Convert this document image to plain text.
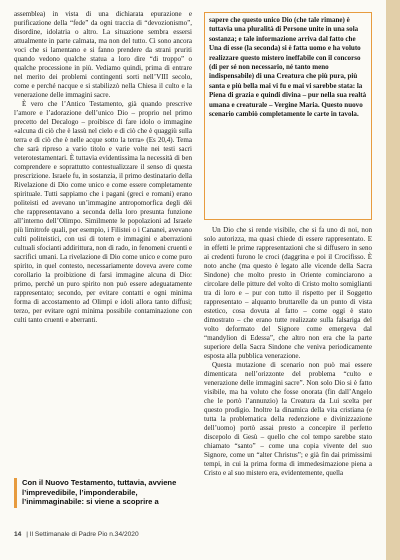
assemblea) in vista di una dichiarata epurazione e purificazione della “fede” da ogni traccia di “devozionismo”, disordine, idolatria o altro. La situazione sembra essersi attualmente in parte calmata, ma non del tutto. Ci sono ancora voci che si lamentano e si fanno prendere da strani pruriti quando vedono qualche statua a loro dire “di troppo” o qualche processione in più. Vediamo quindi, prima di entrare nel merito dei problemi contingenti sorti nell’VIII secolo, come e perché nacque e si stabilizzò nella Chiesa il culto e la venerazione delle immagini sacre.

È vero che l’Antico Testamento, già quando prescrive l’amore e l’adorazione dell’unico Dio – proprio nel primo precetto del Decalogo – proibisce di fare idolo o immagine «alcuna di ciò che è lassù nel cielo e di ciò che è quaggiù sulla terra e di ciò che è nelle acque sotto la terra» (Es 20,4). Tema che sarà ripreso a vario titolo e varie volte nei testi sacri veterotestamentari. È tuttavia evidentissima la necessità di ben comprendere e soprattutto contestualizzare il senso di questa prescrizione. Israele fu, in sostanzia, il primo destinatario della Rivelazione di Dio come unico e come essere completamente spirituale. Tutti sappiamo che i pagani (greci e romani) erano politeisti ed avevano un’immagine antropomorfica degli dèi che rappresentavano a seconda della loro presunta funzione all’interno dell’Olimpo. Similmente le popolazioni ad Israele più limitrofe quali, per esempio, i Filistei o i Cananei, avevano culti politeistici, con usi di totem e immagini e aberrazioni cultuali sfocianti addirittura, non di rado, in fenomeni cruenti e sacrifici umani. La rivelazione di Dio come unico e come puro spirito, in quel contesto, necessariamente doveva avere come corollario la proibizione di farsi immagine alcuna di Dio: primo, perché un puro spirito non può essere adeguatamente rappresentato; secondo, per evitare contatti e ogni minima forma di accostamento ad Olimpi e idoli allora tanto diffusi; terzo, per evitare ogni minima possibile contaminazione con culti tanto cruenti e aberranti.

Con il Nuovo Testamento, tuttavia, avviene l’imprevedibile, l’imponderabile, l’inimmaginabile: si viene a scoprire a

sapere che questo unico Dio (che tale rimane) è tuttavia una pluralità di Persone unite in una sola sostanza; e tale informazione arriva dal fatto che Una di esse (la seconda) si è fatta uomo e ha voluto realizzare questo mistero ineffabile con il concorso (di per sé non necessario, né tanto meno indispensabile) di una Creatura che più pura, più santa e più bella mai vi fu e mai vi sarebbe stata: la Piena di grazia e quindi divina – pur nella sua realtà umana e creaturale – Vergine Maria. Questo nuovo scenario cambiò completamente le carte in tavola.

Un Dio che si rende visibile, che si fa uno di noi, non solo autorizza, ma quasi chiede di essere rappresentato. E in effetti le prime rappresentazioni che si diffusero in seno ai credenti furono le croci (daggrina e poi il Crocifisso. È noto anche (ma questo è legato alle vicende della Sacra Sindone) che molto presto in Oriente cominciarono a circolare delle pitture del volto di Cristo molto somiglianti tra di loro e – pur con tutto il rispetto per il Soggetto rappresentato – alquanto bruttarelle da un punto di vista estetico, cosa dovuta al fatto – come oggi è stato dimostrato – che erano tutte realizzate sulla falsariga del volto deformato del Signore come emergeva dal “mandylion di Edessa”, che altro non era che la parte superiore della Sacra Sindone che veniva periodicamente esposta alla pubblica venerazione.

Questa mutazione di scenario non può mai essere dimenticata nell’orizzonte del problema “culto e venerazione delle immagini sacre”. Non solo Dio si è fatto visibile, ma ha voluto che fosse onorata (fin dall’Angelo che le portò l’annunzio) la Creatura da Lui scelta per questo prodigio. Inoltre la dinamica della vita cristiana (e tutta la problematica della redenzione e divinizzazione dell’uomo) portò assai presto a concepire il perfetto discepolo di Gesù – quello che col tempo sarebbe stato chiamato “santo” – come una copia vivente del suo Signore, come un “alter Christus”; e già fin dai primissimi tempi, in cui la prima forma di immedesimazione piena a Cristo e al suo mistero era, evidentemente, quella

14 | Il Settimanale di Padre Pio n.34/2020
####################
- WHAT TO DO
All records must be output exactly as they are, except for the pictures, which are left out.

- THE COMPLETED TASK
Convert this document image to plain text.
assemblea) in vista di una dichiarata epurazione e purificazione della “fede” da ogni traccia di “devozionismo”, disordine, idolatria o altro. La situazione sembra essersi attualmente in parte calmata, ma non del tutto. Ci sono ancora voci che si lamentano e si fanno prendere da strani pruriti quando vedono qualche statua a loro dire “di troppo” o qualche processione in più. Vediamo quindi, prima di entrare nel merito dei problemi contingenti sorti nell’VIII secolo, come e perché nacque e si stabilizzò nella Chiesa il culto e la venerazione delle immagini sacre.

È vero che l’Antico Testamento, già quando prescrive l’amore e l’adorazione dell’unico Dio – proprio nel primo precetto del Decalogo – proibisce di fare idolo o immagine «alcuna di ciò che è lassù nel cielo e di ciò che è quaggiù sulla terra e di ciò che è nelle acque sotto la terra» (Es 20,4). Tema che sarà ripreso a vario titolo e varie volte nei testi sacri veterotestamentari. È tuttavia evidentissima la necessità di ben comprendere e soprattutto contestualizzare il senso di questa prescrizione. Israele fu, in sostanzia, il primo destinatario della Rivelazione di Dio come unico e come essere completamente spirituale. Tutti sappiamo che i pagani (greci e romani) erano politeisti ed avevano un’immagine antropomorfica degli dèi che rappresentavano a seconda della loro presunta funzione all’interno dell’Olimpo. Similmente le popolazioni ad Israele più limitrofe quali, per esempio, i Filistei o i Cananei, avevano culti politeistici, con usi di totem e immagini e aberrazioni cultuali sfocianti addirittura, non di rado, in fenomeni cruenti e sacrifici umani. La rivelazione di Dio come unico e come puro spirito, in quel contesto, necessariamente doveva avere come corollario la proibizione di farsi immagine alcuna di Dio: primo, perché un puro spirito non può essere adeguatamente rappresentato; secondo, per evitare contatti e ogni minima forma di accostamento ad Olimpi e idoli allora tanto diffusi; terzo, per evitare ogni minima possibile contaminazione con culti tanto cruenti e aberranti.

Con il Nuovo Testamento, tuttavia, avviene l’imprevedibile, l’imponderabile, l’inimmaginabile: si viene a scoprire a

sapere che questo unico Dio (che tale rimane) è tuttavia una pluralità di Persone unite in una sola sostanza; e tale informazione arriva dal fatto che Una di esse (la seconda) si è fatta uomo e ha voluto realizzare questo mistero ineffabile con il concorso (di per sé non necessario, né tanto meno indispensabile) di una Creatura che più pura, più santa e più bella mai vi fu e mai vi sarebbe stata: la Piena di grazia e quindi divina – pur nella sua realtà umana e creaturale – Vergine Maria. Questo nuovo scenario cambiò completamente le carte in tavola.

Un Dio che si rende visibile, che si fa uno di noi, non solo autorizza, ma quasi chiede di essere rappresentato. E in effetti le prime rappresentazioni che si diffusero in seno ai credenti furono le croci (daggrina e poi il Crocifisso. È noto anche (ma questo è legato alle vicende della Sacra Sindone) che molto presto in Oriente cominciarono a circolare delle pitture del volto di Cristo molto somiglianti tra di loro e – pur con tutto il rispetto per il Soggetto rappresentato – alquanto bruttarelle da un punto di vista estetico, cosa dovuta al fatto – come oggi è stato dimostrato – che erano tutte realizzate sulla falsariga del volto deformato del Signore come emergeva dal “mandylion di Edessa”, che altro non era che la parte superiore della Sacra Sindone che veniva periodicamente esposta alla pubblica venerazione.

Questa mutazione di scenario non può mai essere dimenticata nell’orizzonte del problema “culto e venerazione delle immagini sacre”. Non solo Dio si è fatto visibile, ma ha voluto che fosse onorata (fin dall’Angelo che le portò l’annunzio) la Creatura da Lui scelta per questo prodigio. Inoltre la dinamica della vita cristiana (e tutta la problematica della redenzione e divinizzazione dell’uomo) portò assai presto a concepire il perfetto discepolo di Gesù – quello che col tempo sarebbe stato chiamato “santo” – come una copia vivente del suo Signore, come un “alter Christus”; e già fin dai primissimi tempi, in cui la prima forma di immedesimazione piena a Cristo e al suo mistero era, evidentemente, quella

14 | Il Settimanale di Padre Pio n.34/2020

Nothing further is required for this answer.